### Material to process ###
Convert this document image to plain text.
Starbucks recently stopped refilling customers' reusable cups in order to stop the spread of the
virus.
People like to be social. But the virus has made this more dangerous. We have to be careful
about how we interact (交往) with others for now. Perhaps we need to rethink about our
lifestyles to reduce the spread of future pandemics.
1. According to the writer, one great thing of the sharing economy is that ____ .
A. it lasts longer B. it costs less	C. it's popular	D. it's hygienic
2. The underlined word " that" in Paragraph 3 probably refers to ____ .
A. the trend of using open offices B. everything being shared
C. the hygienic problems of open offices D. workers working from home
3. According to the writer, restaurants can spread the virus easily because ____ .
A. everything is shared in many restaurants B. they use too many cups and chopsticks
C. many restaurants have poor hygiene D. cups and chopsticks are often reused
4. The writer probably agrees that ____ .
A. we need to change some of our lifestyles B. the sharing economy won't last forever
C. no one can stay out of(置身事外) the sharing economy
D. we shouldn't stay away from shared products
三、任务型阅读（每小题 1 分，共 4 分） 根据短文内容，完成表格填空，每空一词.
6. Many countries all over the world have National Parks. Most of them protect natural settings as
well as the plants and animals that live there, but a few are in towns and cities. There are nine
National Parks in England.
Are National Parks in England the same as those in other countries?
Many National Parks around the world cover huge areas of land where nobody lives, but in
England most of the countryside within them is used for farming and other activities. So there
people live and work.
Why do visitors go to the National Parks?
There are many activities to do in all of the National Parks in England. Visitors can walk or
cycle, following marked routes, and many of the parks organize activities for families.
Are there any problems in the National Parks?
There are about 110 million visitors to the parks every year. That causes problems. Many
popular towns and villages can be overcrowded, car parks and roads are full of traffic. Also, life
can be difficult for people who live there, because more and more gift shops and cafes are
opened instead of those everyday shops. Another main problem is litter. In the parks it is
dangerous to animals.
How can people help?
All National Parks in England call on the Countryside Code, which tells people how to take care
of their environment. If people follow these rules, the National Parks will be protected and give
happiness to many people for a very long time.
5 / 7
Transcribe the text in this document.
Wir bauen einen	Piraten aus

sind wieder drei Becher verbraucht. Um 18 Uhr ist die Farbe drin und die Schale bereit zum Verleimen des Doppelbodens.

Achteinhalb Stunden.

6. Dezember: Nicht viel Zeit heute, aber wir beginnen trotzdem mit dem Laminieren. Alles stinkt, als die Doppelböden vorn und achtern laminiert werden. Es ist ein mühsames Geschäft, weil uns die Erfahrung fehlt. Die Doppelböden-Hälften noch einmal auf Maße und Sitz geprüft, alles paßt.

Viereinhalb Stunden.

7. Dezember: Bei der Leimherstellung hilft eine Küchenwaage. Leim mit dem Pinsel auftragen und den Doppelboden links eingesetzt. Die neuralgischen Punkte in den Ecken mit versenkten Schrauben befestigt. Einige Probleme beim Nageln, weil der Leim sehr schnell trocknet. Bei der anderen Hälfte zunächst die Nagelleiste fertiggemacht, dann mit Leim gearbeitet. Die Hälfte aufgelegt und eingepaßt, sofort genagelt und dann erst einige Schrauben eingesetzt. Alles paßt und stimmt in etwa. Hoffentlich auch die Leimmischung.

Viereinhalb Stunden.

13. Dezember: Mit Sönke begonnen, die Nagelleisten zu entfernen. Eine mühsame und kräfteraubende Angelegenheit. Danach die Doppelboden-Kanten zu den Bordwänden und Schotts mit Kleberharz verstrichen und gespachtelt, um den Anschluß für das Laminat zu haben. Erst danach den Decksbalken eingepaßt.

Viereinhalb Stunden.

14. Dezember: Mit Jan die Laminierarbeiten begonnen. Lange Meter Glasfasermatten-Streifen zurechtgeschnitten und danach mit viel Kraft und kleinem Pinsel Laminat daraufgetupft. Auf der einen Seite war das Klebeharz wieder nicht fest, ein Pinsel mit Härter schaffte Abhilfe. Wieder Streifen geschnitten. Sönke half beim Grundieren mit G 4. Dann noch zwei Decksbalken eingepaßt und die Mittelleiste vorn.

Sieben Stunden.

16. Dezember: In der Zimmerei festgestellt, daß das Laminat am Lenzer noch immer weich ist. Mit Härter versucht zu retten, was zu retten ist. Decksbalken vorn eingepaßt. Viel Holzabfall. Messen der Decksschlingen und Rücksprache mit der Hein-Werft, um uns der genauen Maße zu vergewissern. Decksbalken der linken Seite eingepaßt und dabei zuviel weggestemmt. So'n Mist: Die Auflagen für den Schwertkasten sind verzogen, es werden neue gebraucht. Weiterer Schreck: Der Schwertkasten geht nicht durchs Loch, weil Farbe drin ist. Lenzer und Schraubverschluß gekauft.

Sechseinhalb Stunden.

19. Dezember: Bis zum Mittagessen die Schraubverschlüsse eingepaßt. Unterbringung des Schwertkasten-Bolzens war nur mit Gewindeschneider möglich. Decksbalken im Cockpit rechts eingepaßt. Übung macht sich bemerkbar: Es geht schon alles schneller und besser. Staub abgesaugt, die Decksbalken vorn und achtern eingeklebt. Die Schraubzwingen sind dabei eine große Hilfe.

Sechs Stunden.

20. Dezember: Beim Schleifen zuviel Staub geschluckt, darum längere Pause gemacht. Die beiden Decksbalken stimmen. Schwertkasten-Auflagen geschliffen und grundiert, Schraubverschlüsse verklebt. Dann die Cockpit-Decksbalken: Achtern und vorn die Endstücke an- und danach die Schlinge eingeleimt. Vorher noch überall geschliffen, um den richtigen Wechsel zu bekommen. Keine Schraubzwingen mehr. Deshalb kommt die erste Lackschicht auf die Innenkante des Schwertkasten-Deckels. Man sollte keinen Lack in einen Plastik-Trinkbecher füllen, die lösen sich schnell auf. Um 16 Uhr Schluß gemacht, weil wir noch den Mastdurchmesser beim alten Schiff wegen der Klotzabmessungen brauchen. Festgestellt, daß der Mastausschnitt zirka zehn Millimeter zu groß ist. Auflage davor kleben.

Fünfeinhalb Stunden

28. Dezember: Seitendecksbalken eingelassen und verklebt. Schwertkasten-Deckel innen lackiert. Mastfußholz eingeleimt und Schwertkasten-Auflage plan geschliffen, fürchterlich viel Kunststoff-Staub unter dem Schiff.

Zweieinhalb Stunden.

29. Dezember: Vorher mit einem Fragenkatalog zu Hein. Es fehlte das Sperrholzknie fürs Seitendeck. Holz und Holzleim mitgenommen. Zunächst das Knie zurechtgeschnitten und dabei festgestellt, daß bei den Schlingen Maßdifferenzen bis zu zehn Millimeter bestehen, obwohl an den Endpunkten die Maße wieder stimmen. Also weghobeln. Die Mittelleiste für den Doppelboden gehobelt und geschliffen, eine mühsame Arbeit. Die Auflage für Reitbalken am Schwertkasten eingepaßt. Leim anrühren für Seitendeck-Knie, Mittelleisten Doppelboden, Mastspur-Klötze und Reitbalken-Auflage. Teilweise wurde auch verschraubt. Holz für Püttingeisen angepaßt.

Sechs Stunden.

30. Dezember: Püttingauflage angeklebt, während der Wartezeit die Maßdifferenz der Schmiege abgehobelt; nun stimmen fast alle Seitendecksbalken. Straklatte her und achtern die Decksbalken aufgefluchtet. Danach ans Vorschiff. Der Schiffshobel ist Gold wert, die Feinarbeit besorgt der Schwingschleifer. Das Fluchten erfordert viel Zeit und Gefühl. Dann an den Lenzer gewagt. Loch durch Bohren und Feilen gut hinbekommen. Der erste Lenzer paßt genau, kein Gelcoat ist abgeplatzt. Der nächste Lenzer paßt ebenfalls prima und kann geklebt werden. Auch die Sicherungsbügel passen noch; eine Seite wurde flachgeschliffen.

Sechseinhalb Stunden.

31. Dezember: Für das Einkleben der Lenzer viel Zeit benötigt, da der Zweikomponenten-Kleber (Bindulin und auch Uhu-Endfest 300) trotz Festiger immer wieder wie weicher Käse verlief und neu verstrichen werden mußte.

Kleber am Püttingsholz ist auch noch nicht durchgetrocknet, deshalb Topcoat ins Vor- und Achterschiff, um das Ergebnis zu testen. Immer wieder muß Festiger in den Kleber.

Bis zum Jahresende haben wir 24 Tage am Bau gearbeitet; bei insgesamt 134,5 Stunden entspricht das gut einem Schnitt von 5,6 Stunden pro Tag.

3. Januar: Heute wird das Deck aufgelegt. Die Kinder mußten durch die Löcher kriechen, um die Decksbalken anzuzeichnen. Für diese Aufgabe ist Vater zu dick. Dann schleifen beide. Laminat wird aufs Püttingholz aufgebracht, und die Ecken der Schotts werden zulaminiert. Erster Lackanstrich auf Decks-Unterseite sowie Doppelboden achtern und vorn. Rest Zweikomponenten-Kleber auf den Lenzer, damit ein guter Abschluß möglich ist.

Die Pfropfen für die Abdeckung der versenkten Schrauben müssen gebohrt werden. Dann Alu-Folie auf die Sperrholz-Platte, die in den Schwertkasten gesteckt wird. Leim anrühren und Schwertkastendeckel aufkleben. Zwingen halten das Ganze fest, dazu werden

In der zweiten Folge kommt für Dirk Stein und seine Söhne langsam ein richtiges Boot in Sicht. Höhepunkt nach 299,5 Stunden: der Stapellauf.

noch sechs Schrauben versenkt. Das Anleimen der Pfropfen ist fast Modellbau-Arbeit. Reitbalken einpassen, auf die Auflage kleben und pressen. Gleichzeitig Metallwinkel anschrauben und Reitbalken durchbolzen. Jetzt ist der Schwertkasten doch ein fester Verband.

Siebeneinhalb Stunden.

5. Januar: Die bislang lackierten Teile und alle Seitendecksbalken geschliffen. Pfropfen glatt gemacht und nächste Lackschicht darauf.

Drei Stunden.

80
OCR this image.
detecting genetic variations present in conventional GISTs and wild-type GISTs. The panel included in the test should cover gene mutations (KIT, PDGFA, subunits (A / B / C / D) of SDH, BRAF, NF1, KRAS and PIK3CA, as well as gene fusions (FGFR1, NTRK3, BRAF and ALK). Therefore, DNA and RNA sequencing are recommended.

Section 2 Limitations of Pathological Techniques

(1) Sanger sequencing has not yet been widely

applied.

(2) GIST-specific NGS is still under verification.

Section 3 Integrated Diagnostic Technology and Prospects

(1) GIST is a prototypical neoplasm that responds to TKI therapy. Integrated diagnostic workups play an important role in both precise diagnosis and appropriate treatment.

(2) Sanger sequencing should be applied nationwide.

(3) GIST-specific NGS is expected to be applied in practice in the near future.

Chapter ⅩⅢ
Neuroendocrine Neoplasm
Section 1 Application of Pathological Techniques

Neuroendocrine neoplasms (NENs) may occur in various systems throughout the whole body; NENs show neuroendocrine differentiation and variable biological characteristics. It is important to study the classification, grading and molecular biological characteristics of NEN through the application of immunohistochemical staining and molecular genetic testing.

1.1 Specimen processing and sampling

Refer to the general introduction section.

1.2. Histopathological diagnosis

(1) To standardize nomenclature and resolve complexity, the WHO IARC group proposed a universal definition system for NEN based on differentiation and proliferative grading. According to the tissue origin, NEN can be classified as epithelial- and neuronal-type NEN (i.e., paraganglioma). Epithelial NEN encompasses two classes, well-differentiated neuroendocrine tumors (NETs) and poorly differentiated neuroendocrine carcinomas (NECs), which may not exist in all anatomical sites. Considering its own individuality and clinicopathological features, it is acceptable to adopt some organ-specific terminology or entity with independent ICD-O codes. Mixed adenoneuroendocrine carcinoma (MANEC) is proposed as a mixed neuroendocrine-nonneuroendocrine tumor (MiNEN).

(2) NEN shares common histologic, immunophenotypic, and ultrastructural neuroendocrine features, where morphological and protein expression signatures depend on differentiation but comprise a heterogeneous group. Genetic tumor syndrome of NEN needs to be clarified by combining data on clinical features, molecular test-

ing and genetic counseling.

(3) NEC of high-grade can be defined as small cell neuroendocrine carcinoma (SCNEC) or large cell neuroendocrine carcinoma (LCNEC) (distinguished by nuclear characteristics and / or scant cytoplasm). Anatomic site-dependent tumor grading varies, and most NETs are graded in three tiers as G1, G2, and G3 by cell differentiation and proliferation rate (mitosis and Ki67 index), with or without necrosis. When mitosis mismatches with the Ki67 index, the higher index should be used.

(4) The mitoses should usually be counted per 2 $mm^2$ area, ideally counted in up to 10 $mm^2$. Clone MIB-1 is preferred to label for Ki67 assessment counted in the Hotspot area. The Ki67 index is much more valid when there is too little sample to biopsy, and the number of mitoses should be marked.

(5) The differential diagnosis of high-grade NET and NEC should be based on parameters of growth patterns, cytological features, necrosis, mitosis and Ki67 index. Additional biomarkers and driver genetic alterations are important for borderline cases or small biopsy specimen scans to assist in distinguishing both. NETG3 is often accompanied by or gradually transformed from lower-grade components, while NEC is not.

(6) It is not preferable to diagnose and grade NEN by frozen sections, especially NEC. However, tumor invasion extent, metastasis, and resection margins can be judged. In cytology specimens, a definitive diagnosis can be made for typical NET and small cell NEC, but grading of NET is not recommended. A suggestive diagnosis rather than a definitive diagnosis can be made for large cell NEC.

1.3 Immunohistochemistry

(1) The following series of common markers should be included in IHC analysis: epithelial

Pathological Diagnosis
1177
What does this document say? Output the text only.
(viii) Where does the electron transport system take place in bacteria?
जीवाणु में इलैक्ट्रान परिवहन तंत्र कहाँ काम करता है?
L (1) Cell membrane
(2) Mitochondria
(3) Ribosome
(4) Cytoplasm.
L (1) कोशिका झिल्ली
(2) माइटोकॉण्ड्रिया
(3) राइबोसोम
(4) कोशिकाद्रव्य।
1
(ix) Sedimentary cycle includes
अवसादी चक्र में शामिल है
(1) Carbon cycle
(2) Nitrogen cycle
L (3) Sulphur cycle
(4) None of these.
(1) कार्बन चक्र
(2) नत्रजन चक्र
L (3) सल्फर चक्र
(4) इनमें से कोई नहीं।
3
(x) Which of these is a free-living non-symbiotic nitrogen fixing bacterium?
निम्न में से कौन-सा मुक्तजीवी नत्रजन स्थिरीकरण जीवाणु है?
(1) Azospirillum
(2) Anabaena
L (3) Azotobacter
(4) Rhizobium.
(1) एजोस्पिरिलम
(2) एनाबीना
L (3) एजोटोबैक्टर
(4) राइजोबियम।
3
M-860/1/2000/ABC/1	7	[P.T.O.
###
### Problem to work on
Give an exact reproduction of the lines from the one with "What does this" to the final line of the entries, including both.

### Task solution
What does this document say? Output the text only.
(viii) Where does the electron transport system take place in bacteria?
जीवाणु में इलैक्ट्रान परिवहन तंत्र कहाँ काम करता है?
L (1) Cell membrane
(2) Mitochondria
(3) Ribosome
(4) Cytoplasm.
L (1) कोशिका झिल्ली
(2) माइटोकॉण्ड्रिया
(3) राइबोसोम
(4) कोशिकाद्रव्य।
1
(ix) Sedimentary cycle includes
अवसादी चक्र में शामिल है
(1) Carbon cycle
(2) Nitrogen cycle
L (3) Sulphur cycle
(4) None of these.
(1) कार्बन चक्र
(2) नत्रजन चक्र
L (3) सल्फर चक्र
(4) इनमें से कोई नहीं।
3
(x) Which of these is a free-living non-symbiotic nitrogen fixing bacterium?
निम्न में से कौन-सा मुक्तजीवी नत्रजन स्थिरीकरण जीवाणु है?
(1) Azospirillum
(2) Anabaena
L (3) Azotobacter
(4) Rhizobium.
(1) एजोस्पिरिलम
(2) एनाबीना
L (3) एजोटोबैक्टर
(4) राइजोबियम।
3
M-860/1/2000/ABC/1	7	[P.T.O.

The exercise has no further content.